▸ **Job**: Output every line of the material exactly, omitting images.

▸ **Data section**:

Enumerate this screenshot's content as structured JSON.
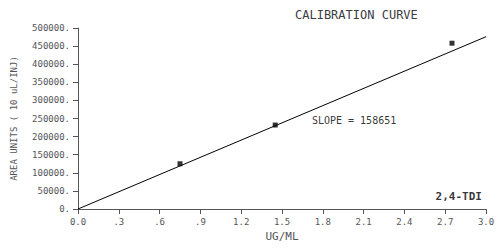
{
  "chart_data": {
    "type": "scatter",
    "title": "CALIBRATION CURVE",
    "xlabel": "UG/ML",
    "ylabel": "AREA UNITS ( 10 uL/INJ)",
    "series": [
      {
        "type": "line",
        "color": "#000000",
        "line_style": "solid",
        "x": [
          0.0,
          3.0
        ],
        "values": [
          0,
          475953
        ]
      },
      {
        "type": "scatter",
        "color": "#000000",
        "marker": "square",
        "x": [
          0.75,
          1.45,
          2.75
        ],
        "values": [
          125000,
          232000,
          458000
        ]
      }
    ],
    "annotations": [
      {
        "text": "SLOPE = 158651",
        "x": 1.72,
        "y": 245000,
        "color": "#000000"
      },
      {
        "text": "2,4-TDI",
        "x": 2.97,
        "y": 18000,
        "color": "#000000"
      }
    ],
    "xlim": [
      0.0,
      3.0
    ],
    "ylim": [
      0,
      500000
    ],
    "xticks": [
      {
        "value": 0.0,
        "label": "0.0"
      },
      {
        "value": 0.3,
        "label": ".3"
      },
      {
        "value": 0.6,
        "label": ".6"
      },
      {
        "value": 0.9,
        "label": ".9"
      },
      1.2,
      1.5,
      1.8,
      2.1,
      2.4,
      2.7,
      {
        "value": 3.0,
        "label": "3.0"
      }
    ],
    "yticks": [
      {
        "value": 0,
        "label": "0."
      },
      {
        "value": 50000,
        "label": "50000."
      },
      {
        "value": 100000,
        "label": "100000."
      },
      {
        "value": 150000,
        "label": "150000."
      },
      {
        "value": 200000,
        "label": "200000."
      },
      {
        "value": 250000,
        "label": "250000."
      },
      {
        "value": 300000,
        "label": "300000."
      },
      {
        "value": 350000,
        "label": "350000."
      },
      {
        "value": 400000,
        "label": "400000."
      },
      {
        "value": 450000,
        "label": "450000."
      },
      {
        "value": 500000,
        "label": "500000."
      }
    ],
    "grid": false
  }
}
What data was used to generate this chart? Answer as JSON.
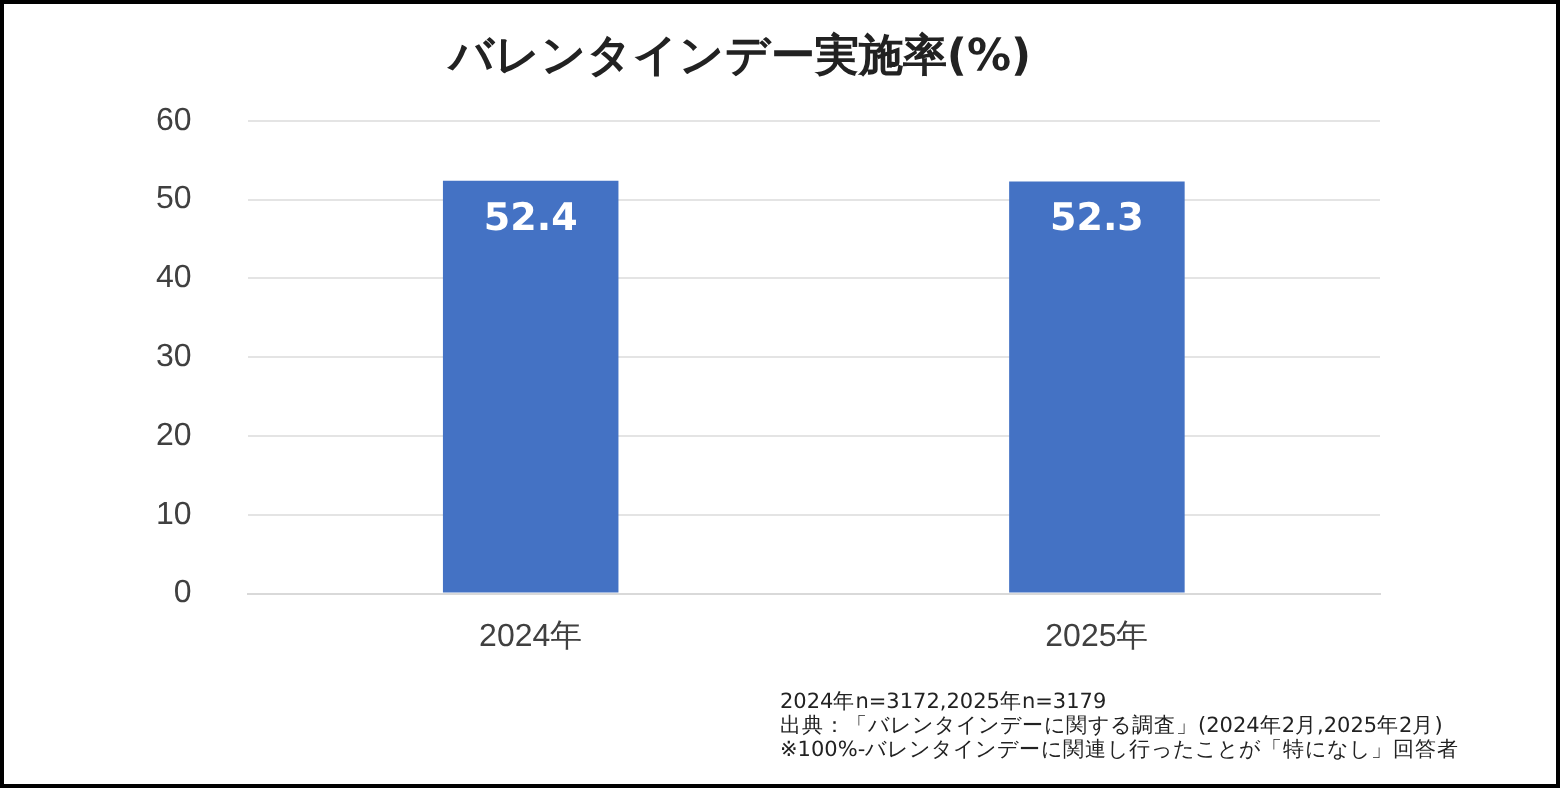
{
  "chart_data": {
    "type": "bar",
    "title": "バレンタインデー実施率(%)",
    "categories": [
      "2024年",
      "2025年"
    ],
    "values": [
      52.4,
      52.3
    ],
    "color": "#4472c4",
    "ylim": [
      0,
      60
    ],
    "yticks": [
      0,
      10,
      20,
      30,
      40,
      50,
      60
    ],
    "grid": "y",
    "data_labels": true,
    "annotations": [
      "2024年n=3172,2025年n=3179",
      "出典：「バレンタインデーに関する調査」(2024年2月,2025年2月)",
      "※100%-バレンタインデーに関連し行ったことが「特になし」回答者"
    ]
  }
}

▸ **Exercise result**:
Enumerate this screenshot's content as structured JSON.
{
  "chart_data": {
    "type": "scatter",
    "title": "CALIBRATION CURVE",
    "xlabel": "UG/ML",
    "ylabel": "AREA UNITS ( 10 uL/INJ)",
    "series": [
      {
        "type": "line",
        "color": "#000000",
        "line_style": "solid",
        "x": [
          0.0,
          3.0
        ],
        "values": [
          0,
          475953
        ]
      },
      {
        "type": "scatter",
        "color": "#000000",
        "marker": "square",
        "x": [
          0.75,
          1.45,
          2.75
        ],
        "values": [
          125000,
          232000,
          458000
        ]
      }
    ],
    "annotations": [
      {
        "text": "SLOPE = 158651",
        "x": 1.72,
        "y": 245000,
        "color": "#000000"
      },
      {
        "text": "2,4-TDI",
        "x": 2.97,
        "y": 18000,
        "color": "#000000"
      }
    ],
    "xlim": [
      0.0,
      3.0
    ],
    "ylim": [
      0,
      500000
    ],
    "xticks": [
      {
        "value": 0.0,
        "label": "0.0"
      },
      {
        "value": 0.3,
        "label": ".3"
      },
      {
        "value": 0.6,
        "label": ".6"
      },
      {
        "value": 0.9,
        "label": ".9"
      },
      1.2,
      1.5,
      1.8,
      2.1,
      2.4,
      2.7,
      {
        "value": 3.0,
        "label": "3.0"
      }
    ],
    "yticks": [
      {
        "value": 0,
        "label": "0."
      },
      {
        "value": 50000,
        "label": "50000."
      },
      {
        "value": 100000,
        "label": "100000."
      },
      {
        "value": 150000,
        "label": "150000."
      },
      {
        "value": 200000,
        "label": "200000."
      },
      {
        "value": 250000,
        "label": "250000."
      },
      {
        "value": 300000,
        "label": "300000."
      },
      {
        "value": 350000,
        "label": "350000."
      },
      {
        "value": 400000,
        "label": "400000."
      },
      {
        "value": 450000,
        "label": "450000."
      },
      {
        "value": 500000,
        "label": "500000."
      }
    ],
    "grid": false
  }
}
What data was used to generate this chart? Answer as JSON.
{
  "chart_data": {
    "type": "bar",
    "title": "バレンタインデー実施率(%)",
    "categories": [
      "2024年",
      "2025年"
    ],
    "values": [
      52.4,
      52.3
    ],
    "color": "#4472c4",
    "ylim": [
      0,
      60
    ],
    "yticks": [
      0,
      10,
      20,
      30,
      40,
      50,
      60
    ],
    "grid": "y",
    "data_labels": true,
    "annotations": [
      "2024年n=3172,2025年n=3179",
      "出典：「バレンタインデーに関する調査」(2024年2月,2025年2月)",
      "※100%-バレンタインデーに関連し行ったことが「特になし」回答者"
    ]
  }
}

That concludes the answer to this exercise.